= TEXTO PARA LEER =
Vivimos tiempos en que todo lo relacionado con la responsabilidad social de las empresas parece haber dado un salto cualitativo y cuantitativo en materia de formulación política. La pandemia ha levantado muchas alfombras y ha puesto de manifiesto que es hora de afrontar en serio ante problemas que sabíamos que estaban, pero dejábamos para más adelante, como si así fuesen a desaparecer. Tanto desde las instituciones europeas, como desde el Gobierno de España, la transición ecológica y verde, y la humanización en definitiva de los modelos económicos, copan los discursos, planes y proyectos.
Es hora de aterrizar los conceptos y fijarse en casos ejemplares que nos sirvan de guía.
La economía social y en concreto las más de 17.300 cooperativas de trabajo de nuestro país señalan el camino por el que transitar, demostrando que hay empresas solventes, que generan riqueza arraigada al territorio, trabajo estable y sostenible, que entienden de conciliación familiar, que contribuyen a combatir esa España vaciada y que han demostrado con creces en estos tiempos que se crecen ante las adversidades, anteponiendo a las personas.
Las cooperativas de trabajo contribuyen a una mayor cohesión social, reduciendo las desigualdades. Ese tejido empresarial, de personas para personas, en una economía social cada vez más fuerte, es el que nos interesa porque plantea un horizonte esperanzador desde su afán constructivo. Ahí debe situarse, en la práctica, la RSE.
Sin caer en la autocomplacencia, las cooperativas de trabajo lo tenemos más fácil, la fórmula está en el genoma cooperativo, pero hemos de incrementar el esfuerzo -y en ello estamos volcados en COCETA– de hacer visibles sus posibilidades más allá de los entornos conocidos.
Nos interesa un tejido empresarial humanizado en una economía social cada vez más fuerte, porque plantea un horizonte esperanzador.

Datos de comprensión de documentos
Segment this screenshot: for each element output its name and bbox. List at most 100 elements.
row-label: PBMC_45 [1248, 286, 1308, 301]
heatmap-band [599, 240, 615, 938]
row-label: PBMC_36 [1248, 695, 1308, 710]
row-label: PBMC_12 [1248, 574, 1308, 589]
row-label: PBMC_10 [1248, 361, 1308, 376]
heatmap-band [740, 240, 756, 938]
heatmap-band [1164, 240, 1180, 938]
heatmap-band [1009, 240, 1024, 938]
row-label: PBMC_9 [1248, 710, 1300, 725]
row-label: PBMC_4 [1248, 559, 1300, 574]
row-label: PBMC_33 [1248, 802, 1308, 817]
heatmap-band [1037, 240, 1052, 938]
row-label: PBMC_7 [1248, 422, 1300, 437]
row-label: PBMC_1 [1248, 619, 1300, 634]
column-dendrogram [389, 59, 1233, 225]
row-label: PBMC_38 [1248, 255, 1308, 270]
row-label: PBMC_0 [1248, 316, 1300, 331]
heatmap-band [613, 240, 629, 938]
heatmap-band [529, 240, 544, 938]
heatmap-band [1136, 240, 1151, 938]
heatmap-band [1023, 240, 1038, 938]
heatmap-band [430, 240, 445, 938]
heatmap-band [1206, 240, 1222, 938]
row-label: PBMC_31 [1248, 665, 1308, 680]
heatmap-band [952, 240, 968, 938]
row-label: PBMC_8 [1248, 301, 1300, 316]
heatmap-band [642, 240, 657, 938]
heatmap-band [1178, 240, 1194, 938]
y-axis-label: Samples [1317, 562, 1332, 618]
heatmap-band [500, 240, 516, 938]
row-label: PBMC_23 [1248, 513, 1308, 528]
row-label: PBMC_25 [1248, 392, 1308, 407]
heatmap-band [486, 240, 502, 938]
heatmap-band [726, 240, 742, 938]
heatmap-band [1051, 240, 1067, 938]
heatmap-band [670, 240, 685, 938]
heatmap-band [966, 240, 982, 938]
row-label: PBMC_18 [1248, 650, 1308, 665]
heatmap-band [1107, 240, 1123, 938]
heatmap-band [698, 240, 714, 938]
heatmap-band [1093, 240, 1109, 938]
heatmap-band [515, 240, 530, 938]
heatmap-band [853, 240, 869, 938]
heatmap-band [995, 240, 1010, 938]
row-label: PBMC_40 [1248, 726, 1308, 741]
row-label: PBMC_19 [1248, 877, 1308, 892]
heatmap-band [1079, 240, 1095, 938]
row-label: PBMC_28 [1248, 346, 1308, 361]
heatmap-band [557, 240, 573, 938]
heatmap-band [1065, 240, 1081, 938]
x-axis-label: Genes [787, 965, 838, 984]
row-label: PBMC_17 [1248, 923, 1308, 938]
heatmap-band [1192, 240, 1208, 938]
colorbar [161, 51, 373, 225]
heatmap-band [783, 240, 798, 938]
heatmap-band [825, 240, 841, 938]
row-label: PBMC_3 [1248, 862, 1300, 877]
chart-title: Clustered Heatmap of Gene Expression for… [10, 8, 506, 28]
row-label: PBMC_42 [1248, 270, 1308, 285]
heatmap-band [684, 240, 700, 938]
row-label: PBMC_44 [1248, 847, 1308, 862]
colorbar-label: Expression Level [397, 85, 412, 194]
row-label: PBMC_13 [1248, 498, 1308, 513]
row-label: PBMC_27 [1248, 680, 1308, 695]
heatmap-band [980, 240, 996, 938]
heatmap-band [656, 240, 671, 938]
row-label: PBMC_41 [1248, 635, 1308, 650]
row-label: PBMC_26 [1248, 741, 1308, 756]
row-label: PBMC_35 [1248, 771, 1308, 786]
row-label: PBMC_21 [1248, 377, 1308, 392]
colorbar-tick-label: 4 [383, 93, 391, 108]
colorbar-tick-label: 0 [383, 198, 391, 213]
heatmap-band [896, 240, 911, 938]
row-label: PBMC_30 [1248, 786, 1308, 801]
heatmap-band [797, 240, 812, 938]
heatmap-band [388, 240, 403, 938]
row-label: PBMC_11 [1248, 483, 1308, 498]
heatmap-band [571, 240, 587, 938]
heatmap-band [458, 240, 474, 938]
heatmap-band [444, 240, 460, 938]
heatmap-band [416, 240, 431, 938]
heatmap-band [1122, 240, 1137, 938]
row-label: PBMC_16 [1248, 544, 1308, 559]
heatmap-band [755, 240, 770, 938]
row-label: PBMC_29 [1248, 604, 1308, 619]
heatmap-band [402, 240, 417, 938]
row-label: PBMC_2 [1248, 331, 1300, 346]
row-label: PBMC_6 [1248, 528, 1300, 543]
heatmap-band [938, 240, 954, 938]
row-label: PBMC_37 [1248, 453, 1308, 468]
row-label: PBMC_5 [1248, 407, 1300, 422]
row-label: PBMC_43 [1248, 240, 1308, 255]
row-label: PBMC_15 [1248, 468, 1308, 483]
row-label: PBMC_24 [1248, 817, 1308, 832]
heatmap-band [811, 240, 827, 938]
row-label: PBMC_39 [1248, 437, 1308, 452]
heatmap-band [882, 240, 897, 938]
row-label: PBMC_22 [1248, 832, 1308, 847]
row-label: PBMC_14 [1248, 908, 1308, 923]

= TAREA A =
Según el texto, ¿cuántas cooperativas de trabajo hay en el país?
= TAREA B =
Transcribe tal cual el fragmento del texto que va de "Es hora de aterrizar" a "a las personas.".

= RESULTADO A =
Más de 17.300.

= RESULTADO B =
Es hora de aterrizar los conceptos y fijarse en casos ejemplares que nos sirvan de guía.
La economía social y en concreto las más de 17.300 cooperativas de trabajo de nuestro país señalan el camino por el que transitar, demostrando que hay empresas solventes, que generan riqueza arraigada al territorio, trabajo estable y sostenible, que entienden de conciliación familiar, que contribuyen a combatir esa España vaciada y que han demostrado con creces en estos tiempos que se crecen ante las adversidades, anteponiendo a las personas.